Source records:
— BEGIN —

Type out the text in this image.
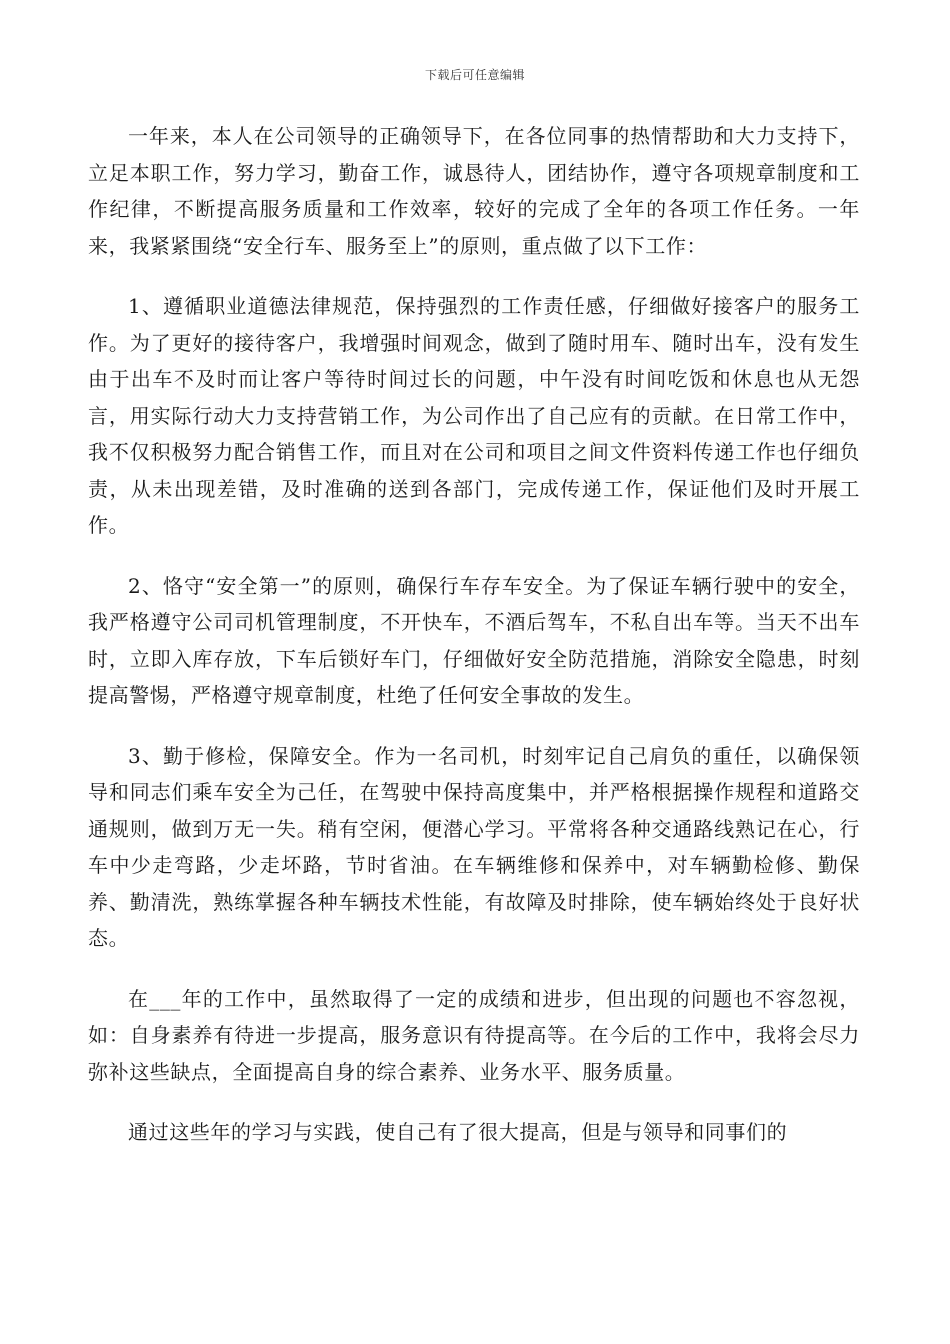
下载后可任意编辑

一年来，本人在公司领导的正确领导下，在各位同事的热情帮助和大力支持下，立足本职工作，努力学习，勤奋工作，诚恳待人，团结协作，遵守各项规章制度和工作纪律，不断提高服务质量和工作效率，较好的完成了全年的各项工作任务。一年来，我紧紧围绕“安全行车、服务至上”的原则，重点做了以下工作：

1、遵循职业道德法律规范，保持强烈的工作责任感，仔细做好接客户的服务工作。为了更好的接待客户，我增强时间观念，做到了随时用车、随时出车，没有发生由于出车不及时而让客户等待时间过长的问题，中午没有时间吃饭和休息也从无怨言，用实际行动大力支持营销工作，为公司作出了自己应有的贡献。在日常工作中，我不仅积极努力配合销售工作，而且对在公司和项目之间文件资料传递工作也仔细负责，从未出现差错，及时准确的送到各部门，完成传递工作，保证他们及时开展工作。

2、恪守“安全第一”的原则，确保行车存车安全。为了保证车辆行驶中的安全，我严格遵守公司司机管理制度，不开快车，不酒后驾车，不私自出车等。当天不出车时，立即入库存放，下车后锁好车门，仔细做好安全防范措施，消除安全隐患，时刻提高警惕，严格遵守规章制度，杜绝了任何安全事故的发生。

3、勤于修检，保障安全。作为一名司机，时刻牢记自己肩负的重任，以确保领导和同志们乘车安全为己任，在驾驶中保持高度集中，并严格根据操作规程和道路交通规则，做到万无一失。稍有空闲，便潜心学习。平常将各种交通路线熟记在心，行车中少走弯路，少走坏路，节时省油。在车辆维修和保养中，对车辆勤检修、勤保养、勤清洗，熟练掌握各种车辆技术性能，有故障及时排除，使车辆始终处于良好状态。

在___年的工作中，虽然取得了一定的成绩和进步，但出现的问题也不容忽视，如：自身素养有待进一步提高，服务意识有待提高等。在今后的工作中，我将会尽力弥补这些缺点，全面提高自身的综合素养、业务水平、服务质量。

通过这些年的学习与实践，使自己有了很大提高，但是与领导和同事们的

— END —
— BEGIN —

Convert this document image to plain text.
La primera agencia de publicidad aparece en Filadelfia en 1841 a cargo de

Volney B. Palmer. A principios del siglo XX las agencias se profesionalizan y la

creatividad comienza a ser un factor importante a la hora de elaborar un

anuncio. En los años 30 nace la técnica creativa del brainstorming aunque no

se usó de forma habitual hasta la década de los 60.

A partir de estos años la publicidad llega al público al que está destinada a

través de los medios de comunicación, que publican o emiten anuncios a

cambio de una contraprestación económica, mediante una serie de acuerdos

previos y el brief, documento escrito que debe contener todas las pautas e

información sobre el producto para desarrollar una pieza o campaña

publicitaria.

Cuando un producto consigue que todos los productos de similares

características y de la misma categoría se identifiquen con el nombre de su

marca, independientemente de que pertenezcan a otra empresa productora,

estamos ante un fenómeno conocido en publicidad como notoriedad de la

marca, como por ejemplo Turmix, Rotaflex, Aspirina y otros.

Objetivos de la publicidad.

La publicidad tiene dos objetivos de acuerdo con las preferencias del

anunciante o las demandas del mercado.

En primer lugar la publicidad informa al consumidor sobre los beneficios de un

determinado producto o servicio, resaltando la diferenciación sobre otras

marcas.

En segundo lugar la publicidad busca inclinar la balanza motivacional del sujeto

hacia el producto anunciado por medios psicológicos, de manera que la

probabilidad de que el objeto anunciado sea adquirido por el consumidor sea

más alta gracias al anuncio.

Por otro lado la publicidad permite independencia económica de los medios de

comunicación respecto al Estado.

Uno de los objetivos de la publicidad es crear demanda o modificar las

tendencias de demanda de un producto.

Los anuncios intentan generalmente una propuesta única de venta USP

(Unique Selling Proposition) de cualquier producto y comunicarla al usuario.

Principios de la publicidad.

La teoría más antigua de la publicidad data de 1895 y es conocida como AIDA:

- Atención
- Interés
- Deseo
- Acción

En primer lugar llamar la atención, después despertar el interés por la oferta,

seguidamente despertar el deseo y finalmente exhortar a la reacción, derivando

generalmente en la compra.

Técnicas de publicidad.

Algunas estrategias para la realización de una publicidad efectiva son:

— END —

DO THIS => For the entries shown above, give the number of lines that include the word "comunicación", without any other text.

REPLY TO THE EXERCISE => 2